'''
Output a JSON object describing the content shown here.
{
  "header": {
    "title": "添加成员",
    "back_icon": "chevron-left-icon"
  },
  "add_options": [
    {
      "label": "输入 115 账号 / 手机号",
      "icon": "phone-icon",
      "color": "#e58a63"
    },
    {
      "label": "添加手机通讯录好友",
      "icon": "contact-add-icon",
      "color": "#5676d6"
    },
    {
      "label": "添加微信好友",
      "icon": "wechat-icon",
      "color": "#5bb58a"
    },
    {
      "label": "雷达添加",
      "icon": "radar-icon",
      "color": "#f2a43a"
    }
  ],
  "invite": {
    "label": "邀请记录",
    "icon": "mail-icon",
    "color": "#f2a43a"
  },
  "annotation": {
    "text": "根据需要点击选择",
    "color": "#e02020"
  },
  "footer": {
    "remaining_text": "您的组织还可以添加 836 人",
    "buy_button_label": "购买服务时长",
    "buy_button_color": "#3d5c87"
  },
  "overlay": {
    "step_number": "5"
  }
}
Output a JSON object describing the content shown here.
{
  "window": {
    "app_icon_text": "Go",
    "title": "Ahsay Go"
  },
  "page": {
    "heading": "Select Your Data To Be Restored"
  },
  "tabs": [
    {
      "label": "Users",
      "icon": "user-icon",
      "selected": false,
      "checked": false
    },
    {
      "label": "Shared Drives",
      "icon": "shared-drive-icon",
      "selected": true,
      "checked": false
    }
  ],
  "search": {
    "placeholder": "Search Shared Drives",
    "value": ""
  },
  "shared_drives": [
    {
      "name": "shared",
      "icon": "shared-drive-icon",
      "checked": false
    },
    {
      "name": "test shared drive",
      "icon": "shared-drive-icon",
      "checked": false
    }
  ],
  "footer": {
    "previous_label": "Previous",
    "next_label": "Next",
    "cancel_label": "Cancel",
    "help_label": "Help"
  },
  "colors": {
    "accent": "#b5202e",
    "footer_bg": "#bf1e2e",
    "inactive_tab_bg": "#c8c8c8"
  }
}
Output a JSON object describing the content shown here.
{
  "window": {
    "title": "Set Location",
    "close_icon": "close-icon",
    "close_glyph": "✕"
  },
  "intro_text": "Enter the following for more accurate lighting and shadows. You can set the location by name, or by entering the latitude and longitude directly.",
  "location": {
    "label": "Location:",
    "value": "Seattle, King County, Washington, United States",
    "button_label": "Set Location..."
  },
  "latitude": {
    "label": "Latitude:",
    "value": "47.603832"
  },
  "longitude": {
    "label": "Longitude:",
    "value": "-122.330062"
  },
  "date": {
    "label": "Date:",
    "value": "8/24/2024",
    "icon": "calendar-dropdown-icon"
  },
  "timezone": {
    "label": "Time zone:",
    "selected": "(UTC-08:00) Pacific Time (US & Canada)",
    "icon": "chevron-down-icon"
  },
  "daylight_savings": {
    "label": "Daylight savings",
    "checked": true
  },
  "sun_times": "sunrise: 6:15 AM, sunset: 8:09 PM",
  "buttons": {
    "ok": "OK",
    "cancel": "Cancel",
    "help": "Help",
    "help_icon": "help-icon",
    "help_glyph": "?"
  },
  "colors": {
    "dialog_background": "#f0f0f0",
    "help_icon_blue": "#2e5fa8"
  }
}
'''
→ **Task details**
Extract the complete listing verbatim.

→ **Answer below**
Output a JSON object describing the content shown here.
{
  "header": {
    "title": "添加成员",
    "back_icon": "chevron-left-icon"
  },
  "add_options": [
    {
      "label": "输入 115 账号 / 手机号",
      "icon": "phone-icon",
      "color": "#e58a63"
    },
    {
      "label": "添加手机通讯录好友",
      "icon": "contact-add-icon",
      "color": "#5676d6"
    },
    {
      "label": "添加微信好友",
      "icon": "wechat-icon",
      "color": "#5bb58a"
    },
    {
      "label": "雷达添加",
      "icon": "radar-icon",
      "color": "#f2a43a"
    }
  ],
  "invite": {
    "label": "邀请记录",
    "icon": "mail-icon",
    "color": "#f2a43a"
  },
  "annotation": {
    "text": "根据需要点击选择",
    "color": "#e02020"
  },
  "footer": {
    "remaining_text": "您的组织还可以添加 836 人",
    "buy_button_label": "购买服务时长",
    "buy_button_color": "#3d5c87"
  },
  "overlay": {
    "step_number": "5"
  }
}
Output a JSON object describing the content shown here.
{
  "window": {
    "app_icon_text": "Go",
    "title": "Ahsay Go"
  },
  "page": {
    "heading": "Select Your Data To Be Restored"
  },
  "tabs": [
    {
      "label": "Users",
      "icon": "user-icon",
      "selected": false,
      "checked": false
    },
    {
      "label": "Shared Drives",
      "icon": "shared-drive-icon",
      "selected": true,
      "checked": false
    }
  ],
  "search": {
    "placeholder": "Search Shared Drives",
    "value": ""
  },
  "shared_drives": [
    {
      "name": "shared",
      "icon": "shared-drive-icon",
      "checked": false
    },
    {
      "name": "test shared drive",
      "icon": "shared-drive-icon",
      "checked": false
    }
  ],
  "footer": {
    "previous_label": "Previous",
    "next_label": "Next",
    "cancel_label": "Cancel",
    "help_label": "Help"
  },
  "colors": {
    "accent": "#b5202e",
    "footer_bg": "#bf1e2e",
    "inactive_tab_bg": "#c8c8c8"
  }
}
Output a JSON object describing the content shown here.
{
  "window": {
    "title": "Set Location",
    "close_icon": "close-icon",
    "close_glyph": "✕"
  },
  "intro_text": "Enter the following for more accurate lighting and shadows. You can set the location by name, or by entering the latitude and longitude directly.",
  "location": {
    "label": "Location:",
    "value": "Seattle, King County, Washington, United States",
    "button_label": "Set Location..."
  },
  "latitude": {
    "label": "Latitude:",
    "value": "47.603832"
  },
  "longitude": {
    "label": "Longitude:",
    "value": "-122.330062"
  },
  "date": {
    "label": "Date:",
    "value": "8/24/2024",
    "icon": "calendar-dropdown-icon"
  },
  "timezone": {
    "label": "Time zone:",
    "selected": "(UTC-08:00) Pacific Time (US & Canada)",
    "icon": "chevron-down-icon"
  },
  "daylight_savings": {
    "label": "Daylight savings",
    "checked": true
  },
  "sun_times": "sunrise: 6:15 AM, sunset: 8:09 PM",
  "buttons": {
    "ok": "OK",
    "cancel": "Cancel",
    "help": "Help",
    "help_icon": "help-icon",
    "help_glyph": "?"
  },
  "colors": {
    "dialog_background": "#f0f0f0",
    "help_icon_blue": "#2e5fa8"
  }
}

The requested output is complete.